**YOUR GOAL:** Gather each line of the records where "name" appears.

**RECORDS PROVIDED:**
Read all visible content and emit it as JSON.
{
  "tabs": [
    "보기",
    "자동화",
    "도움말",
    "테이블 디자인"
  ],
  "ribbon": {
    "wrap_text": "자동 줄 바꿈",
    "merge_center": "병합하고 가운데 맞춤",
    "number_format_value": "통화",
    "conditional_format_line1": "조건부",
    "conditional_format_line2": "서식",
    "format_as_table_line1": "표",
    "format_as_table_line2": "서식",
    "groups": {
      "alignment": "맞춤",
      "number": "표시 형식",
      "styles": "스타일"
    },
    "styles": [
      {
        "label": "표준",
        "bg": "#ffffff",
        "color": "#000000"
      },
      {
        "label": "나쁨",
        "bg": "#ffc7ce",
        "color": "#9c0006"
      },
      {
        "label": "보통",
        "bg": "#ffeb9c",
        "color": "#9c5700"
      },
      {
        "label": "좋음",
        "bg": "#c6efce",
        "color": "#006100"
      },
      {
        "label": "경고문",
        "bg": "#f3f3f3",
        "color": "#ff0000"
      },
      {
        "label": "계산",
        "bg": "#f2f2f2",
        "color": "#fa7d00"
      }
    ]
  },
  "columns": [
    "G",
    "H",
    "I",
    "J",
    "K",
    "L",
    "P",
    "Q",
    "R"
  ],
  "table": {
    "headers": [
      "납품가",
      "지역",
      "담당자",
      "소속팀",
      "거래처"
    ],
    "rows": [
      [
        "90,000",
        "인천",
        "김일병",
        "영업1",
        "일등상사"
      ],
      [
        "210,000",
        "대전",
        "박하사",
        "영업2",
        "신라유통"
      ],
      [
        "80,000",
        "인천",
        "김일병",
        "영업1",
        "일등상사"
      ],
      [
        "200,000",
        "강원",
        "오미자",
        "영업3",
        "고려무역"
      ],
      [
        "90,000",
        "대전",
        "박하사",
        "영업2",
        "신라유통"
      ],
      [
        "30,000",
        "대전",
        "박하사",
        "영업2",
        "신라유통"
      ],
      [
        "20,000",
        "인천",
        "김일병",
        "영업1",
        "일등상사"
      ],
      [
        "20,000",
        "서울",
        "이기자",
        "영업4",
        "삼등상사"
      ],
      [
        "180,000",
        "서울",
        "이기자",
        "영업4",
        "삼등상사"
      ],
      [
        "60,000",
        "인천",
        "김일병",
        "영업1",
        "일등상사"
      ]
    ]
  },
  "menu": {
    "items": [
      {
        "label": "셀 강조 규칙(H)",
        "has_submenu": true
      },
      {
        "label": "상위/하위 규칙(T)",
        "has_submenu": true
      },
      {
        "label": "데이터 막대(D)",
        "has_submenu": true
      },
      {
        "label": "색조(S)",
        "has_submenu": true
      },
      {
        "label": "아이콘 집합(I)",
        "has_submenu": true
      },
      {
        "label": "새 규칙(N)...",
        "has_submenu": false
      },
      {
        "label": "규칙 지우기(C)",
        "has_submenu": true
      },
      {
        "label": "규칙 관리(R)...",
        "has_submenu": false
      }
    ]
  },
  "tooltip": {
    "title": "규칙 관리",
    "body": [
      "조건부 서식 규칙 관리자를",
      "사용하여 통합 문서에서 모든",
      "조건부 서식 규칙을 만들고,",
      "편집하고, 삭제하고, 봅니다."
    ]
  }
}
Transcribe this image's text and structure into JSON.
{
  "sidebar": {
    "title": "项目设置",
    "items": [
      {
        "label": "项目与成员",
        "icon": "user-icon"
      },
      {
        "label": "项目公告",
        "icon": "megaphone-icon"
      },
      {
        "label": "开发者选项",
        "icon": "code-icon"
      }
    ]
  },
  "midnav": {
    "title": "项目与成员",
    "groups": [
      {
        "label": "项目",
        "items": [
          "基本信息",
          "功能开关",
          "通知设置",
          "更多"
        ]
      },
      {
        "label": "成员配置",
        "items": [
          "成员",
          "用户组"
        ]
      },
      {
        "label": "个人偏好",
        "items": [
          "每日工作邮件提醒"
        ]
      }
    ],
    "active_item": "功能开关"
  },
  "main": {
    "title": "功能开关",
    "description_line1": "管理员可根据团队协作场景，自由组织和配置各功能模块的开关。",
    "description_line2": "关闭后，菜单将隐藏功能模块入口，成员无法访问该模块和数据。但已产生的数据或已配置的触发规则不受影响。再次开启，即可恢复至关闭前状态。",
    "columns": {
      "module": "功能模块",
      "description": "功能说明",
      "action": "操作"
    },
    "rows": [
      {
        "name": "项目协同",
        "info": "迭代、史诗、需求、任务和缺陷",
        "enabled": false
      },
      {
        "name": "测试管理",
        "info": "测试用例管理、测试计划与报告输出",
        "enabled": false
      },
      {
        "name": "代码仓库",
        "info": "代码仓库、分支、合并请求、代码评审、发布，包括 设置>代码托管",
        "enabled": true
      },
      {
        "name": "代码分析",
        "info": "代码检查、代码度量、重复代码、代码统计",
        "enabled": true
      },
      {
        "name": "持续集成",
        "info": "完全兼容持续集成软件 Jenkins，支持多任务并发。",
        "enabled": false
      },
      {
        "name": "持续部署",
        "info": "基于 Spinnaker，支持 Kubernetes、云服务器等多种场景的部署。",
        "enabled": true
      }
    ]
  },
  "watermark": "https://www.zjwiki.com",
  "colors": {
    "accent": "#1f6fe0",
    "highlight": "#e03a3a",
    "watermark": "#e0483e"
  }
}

**RESULT OF THIS TASK:**
        "name": "项目协同",
        "name": "测试管理",
        "name": "代码仓库",
        "name": "代码分析",
        "name": "持续集成",
        "name": "持续部署",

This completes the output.